Work instructions: Will you extract the entries word for word? Images should not appear in the copy.

Data shown:
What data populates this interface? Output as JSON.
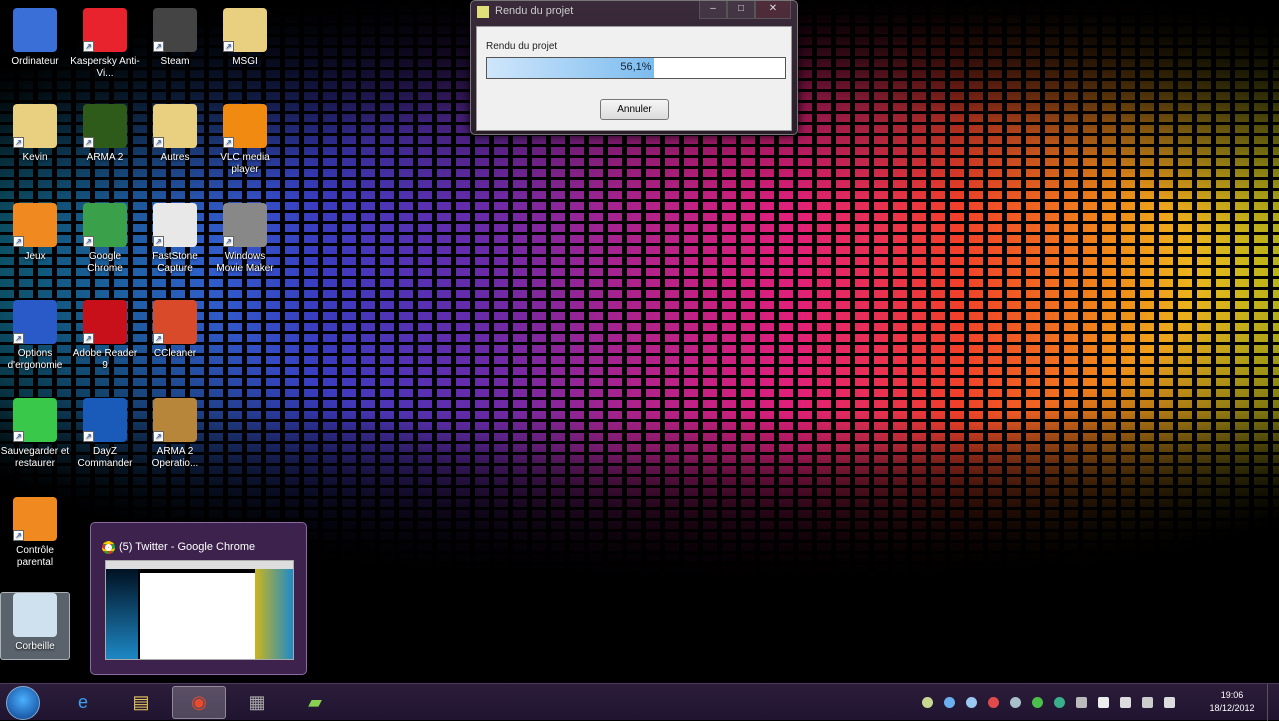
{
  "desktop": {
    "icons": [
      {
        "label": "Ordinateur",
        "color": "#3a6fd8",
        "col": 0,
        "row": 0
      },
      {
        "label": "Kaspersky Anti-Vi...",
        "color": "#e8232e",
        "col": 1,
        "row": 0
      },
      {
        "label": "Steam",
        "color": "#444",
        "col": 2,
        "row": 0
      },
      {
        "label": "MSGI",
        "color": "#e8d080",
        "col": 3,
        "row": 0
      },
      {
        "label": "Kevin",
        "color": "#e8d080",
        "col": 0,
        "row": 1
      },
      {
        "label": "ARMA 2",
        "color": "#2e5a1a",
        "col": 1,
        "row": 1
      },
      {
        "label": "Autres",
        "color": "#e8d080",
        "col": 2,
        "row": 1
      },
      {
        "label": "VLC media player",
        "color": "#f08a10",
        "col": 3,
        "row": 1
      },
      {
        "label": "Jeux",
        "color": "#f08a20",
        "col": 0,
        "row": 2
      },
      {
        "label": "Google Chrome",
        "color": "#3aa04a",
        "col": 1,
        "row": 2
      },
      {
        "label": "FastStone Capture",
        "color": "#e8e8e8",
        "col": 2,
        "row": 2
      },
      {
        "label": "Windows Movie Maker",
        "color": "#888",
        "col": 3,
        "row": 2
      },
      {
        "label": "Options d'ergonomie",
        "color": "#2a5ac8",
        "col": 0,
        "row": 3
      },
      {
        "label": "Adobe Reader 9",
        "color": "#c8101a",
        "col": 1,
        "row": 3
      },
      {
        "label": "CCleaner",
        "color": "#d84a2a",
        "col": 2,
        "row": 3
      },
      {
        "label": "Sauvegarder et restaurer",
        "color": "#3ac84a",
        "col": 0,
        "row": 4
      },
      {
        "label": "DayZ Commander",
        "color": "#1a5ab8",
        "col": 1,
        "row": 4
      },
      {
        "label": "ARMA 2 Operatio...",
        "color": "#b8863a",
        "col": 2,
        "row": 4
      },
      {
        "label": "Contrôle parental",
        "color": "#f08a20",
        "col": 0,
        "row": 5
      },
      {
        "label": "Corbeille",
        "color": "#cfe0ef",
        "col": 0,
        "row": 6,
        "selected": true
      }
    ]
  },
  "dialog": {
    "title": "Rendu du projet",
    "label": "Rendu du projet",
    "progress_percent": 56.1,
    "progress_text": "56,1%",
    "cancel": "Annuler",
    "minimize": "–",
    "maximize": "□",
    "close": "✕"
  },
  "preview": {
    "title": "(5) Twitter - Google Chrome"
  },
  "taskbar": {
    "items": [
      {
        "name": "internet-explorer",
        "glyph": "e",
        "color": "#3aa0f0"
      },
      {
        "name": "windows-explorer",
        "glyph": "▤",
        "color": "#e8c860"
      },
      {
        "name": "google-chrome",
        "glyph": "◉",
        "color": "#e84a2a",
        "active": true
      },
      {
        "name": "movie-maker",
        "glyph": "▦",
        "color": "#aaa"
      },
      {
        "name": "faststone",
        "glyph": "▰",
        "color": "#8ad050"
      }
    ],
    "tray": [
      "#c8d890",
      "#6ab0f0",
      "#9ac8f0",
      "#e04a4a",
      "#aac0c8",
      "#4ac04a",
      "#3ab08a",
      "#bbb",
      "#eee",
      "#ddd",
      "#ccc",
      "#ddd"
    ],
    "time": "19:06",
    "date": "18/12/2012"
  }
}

Response:
What data populates this interface? Output as JSON.
{
  "desktop": {
    "icons": [
      {
        "label": "Ordinateur",
        "color": "#3a6fd8",
        "col": 0,
        "row": 0
      },
      {
        "label": "Kaspersky Anti-Vi...",
        "color": "#e8232e",
        "col": 1,
        "row": 0
      },
      {
        "label": "Steam",
        "color": "#444",
        "col": 2,
        "row": 0
      },
      {
        "label": "MSGI",
        "color": "#e8d080",
        "col": 3,
        "row": 0
      },
      {
        "label": "Kevin",
        "color": "#e8d080",
        "col": 0,
        "row": 1
      },
      {
        "label": "ARMA 2",
        "color": "#2e5a1a",
        "col": 1,
        "row": 1
      },
      {
        "label": "Autres",
        "color": "#e8d080",
        "col": 2,
        "row": 1
      },
      {
        "label": "VLC media player",
        "color": "#f08a10",
        "col": 3,
        "row": 1
      },
      {
        "label": "Jeux",
        "color": "#f08a20",
        "col": 0,
        "row": 2
      },
      {
        "label": "Google Chrome",
        "color": "#3aa04a",
        "col": 1,
        "row": 2
      },
      {
        "label": "FastStone Capture",
        "color": "#e8e8e8",
        "col": 2,
        "row": 2
      },
      {
        "label": "Windows Movie Maker",
        "color": "#888",
        "col": 3,
        "row": 2
      },
      {
        "label": "Options d'ergonomie",
        "color": "#2a5ac8",
        "col": 0,
        "row": 3
      },
      {
        "label": "Adobe Reader 9",
        "color": "#c8101a",
        "col": 1,
        "row": 3
      },
      {
        "label": "CCleaner",
        "color": "#d84a2a",
        "col": 2,
        "row": 3
      },
      {
        "label": "Sauvegarder et restaurer",
        "color": "#3ac84a",
        "col": 0,
        "row": 4
      },
      {
        "label": "DayZ Commander",
        "color": "#1a5ab8",
        "col": 1,
        "row": 4
      },
      {
        "label": "ARMA 2 Operatio...",
        "color": "#b8863a",
        "col": 2,
        "row": 4
      },
      {
        "label": "Contrôle parental",
        "color": "#f08a20",
        "col": 0,
        "row": 5
      },
      {
        "label": "Corbeille",
        "color": "#cfe0ef",
        "col": 0,
        "row": 6,
        "selected": true
      }
    ]
  },
  "dialog": {
    "title": "Rendu du projet",
    "label": "Rendu du projet",
    "progress_percent": 56.1,
    "progress_text": "56,1%",
    "cancel": "Annuler",
    "minimize": "–",
    "maximize": "□",
    "close": "✕"
  },
  "preview": {
    "title": "(5) Twitter - Google Chrome"
  },
  "taskbar": {
    "items": [
      {
        "name": "internet-explorer",
        "glyph": "e",
        "color": "#3aa0f0"
      },
      {
        "name": "windows-explorer",
        "glyph": "▤",
        "color": "#e8c860"
      },
      {
        "name": "google-chrome",
        "glyph": "◉",
        "color": "#e84a2a",
        "active": true
      },
      {
        "name": "movie-maker",
        "glyph": "▦",
        "color": "#aaa"
      },
      {
        "name": "faststone",
        "glyph": "▰",
        "color": "#8ad050"
      }
    ],
    "tray": [
      "#c8d890",
      "#6ab0f0",
      "#9ac8f0",
      "#e04a4a",
      "#aac0c8",
      "#4ac04a",
      "#3ab08a",
      "#bbb",
      "#eee",
      "#ddd",
      "#ccc",
      "#ddd"
    ],
    "time": "19:06",
    "date": "18/12/2012"
  }
}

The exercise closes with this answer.